STORED ROWS:
-*-*-
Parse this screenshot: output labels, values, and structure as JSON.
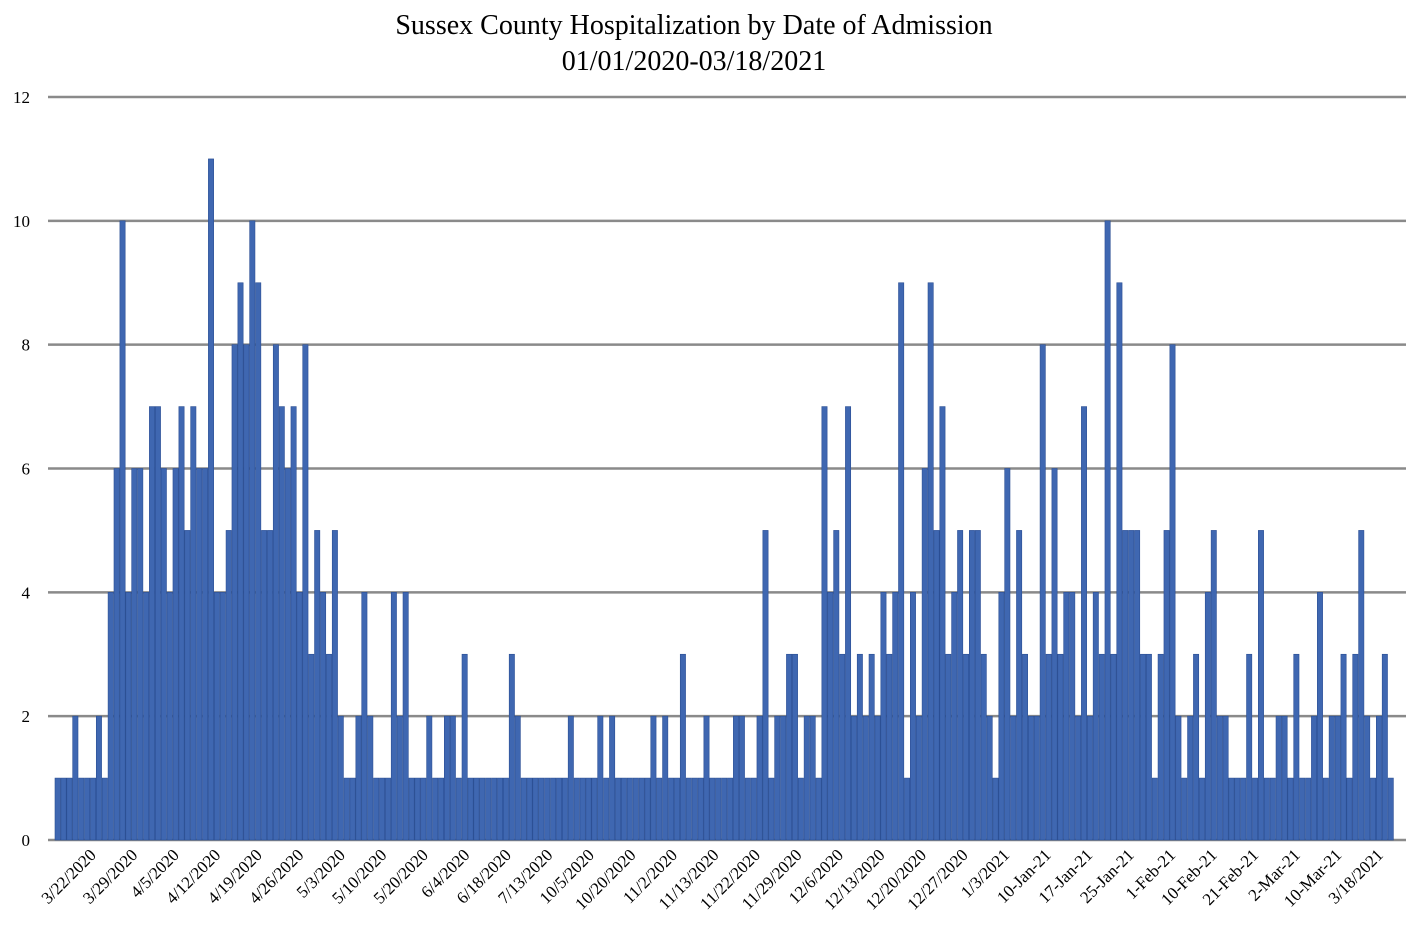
{
  "chart_data": {
    "type": "bar",
    "title": "Sussex County Hospitalization by Date of Admission",
    "subtitle": "01/01/2020-03/18/2021",
    "xlabel": "",
    "ylabel": "",
    "ylim": [
      0,
      12
    ],
    "yticks": [
      0,
      2,
      4,
      6,
      8,
      10,
      12
    ],
    "grid": true,
    "legend": "none",
    "bar_color": "#3f67b1",
    "x_tick_labels": [
      "3/22/2020",
      "3/29/2020",
      "4/5/2020",
      "4/12/2020",
      "4/19/2020",
      "4/26/2020",
      "5/3/2020",
      "5/10/2020",
      "5/20/2020",
      "6/4/2020",
      "6/18/2020",
      "7/13/2020",
      "10/5/2020",
      "10/20/2020",
      "11/2/2020",
      "11/13/2020",
      "11/22/2020",
      "11/29/2020",
      "12/6/2020",
      "12/13/2020",
      "12/20/2020",
      "12/27/2020",
      "1/3/2021",
      "10-Jan-21",
      "17-Jan-21",
      "25-Jan-21",
      "1-Feb-21",
      "10-Feb-21",
      "21-Feb-21",
      "2-Mar-21",
      "10-Mar-21",
      "3/18/2021"
    ],
    "values": [
      1,
      1,
      1,
      2,
      1,
      1,
      1,
      2,
      1,
      4,
      6,
      10,
      4,
      6,
      6,
      4,
      7,
      7,
      6,
      4,
      6,
      7,
      5,
      7,
      6,
      6,
      11,
      4,
      4,
      5,
      8,
      9,
      8,
      10,
      9,
      5,
      5,
      8,
      7,
      6,
      7,
      4,
      8,
      3,
      5,
      4,
      3,
      5,
      2,
      1,
      1,
      2,
      4,
      2,
      1,
      1,
      1,
      4,
      2,
      4,
      1,
      1,
      1,
      2,
      1,
      1,
      2,
      2,
      1,
      3,
      1,
      1,
      1,
      1,
      1,
      1,
      1,
      3,
      2,
      1,
      1,
      1,
      1,
      1,
      1,
      1,
      1,
      2,
      1,
      1,
      1,
      1,
      2,
      1,
      2,
      1,
      1,
      1,
      1,
      1,
      1,
      2,
      1,
      2,
      1,
      1,
      3,
      1,
      1,
      1,
      2,
      1,
      1,
      1,
      1,
      2,
      2,
      1,
      1,
      2,
      5,
      1,
      2,
      2,
      3,
      3,
      1,
      2,
      2,
      1,
      7,
      4,
      5,
      3,
      7,
      2,
      3,
      2,
      3,
      2,
      4,
      3,
      4,
      9,
      1,
      4,
      2,
      6,
      9,
      5,
      7,
      3,
      4,
      5,
      3,
      5,
      5,
      3,
      2,
      1,
      4,
      6,
      2,
      5,
      3,
      2,
      2,
      8,
      3,
      6,
      3,
      4,
      4,
      2,
      7,
      2,
      4,
      3,
      10,
      3,
      9,
      5,
      5,
      5,
      3,
      3,
      1,
      3,
      5,
      8,
      2,
      1,
      2,
      3,
      1,
      4,
      5,
      2,
      2,
      1,
      1,
      1,
      3,
      1,
      5,
      1,
      1,
      2,
      2,
      1,
      3,
      1,
      1,
      2,
      4,
      1,
      2,
      2,
      3,
      1,
      3,
      5,
      2,
      1,
      2,
      3,
      1
    ]
  }
}
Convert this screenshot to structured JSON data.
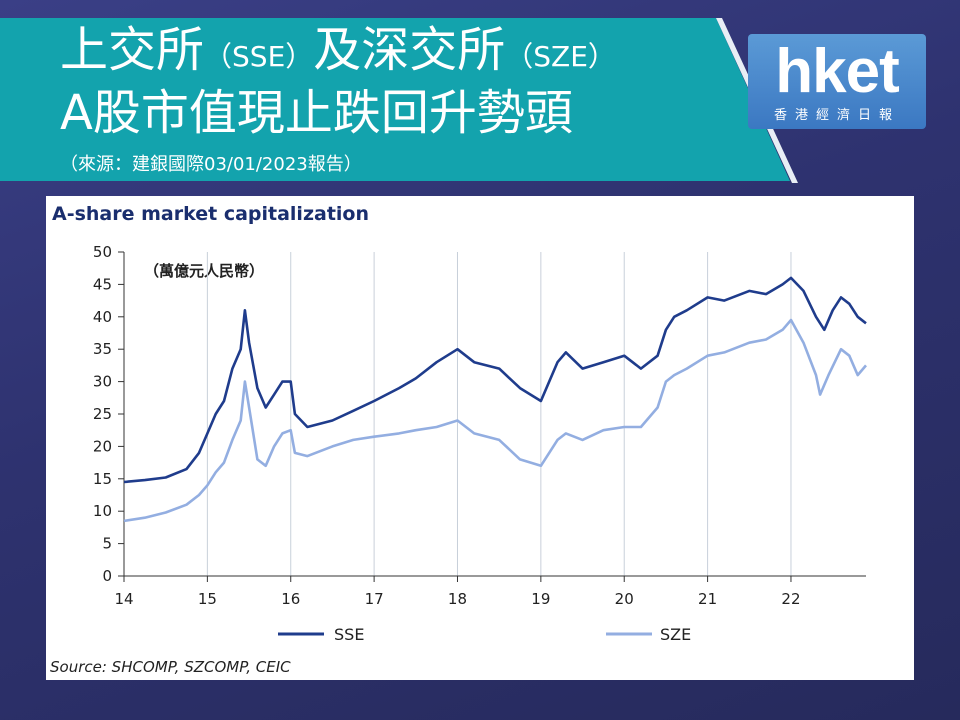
-*-*-
WHAT THIS TASK INVOLVES:
Examine the entries and report how many of their lines contain the string "screenshot", giving no more than the number.

SOLVED EXERCISE:
2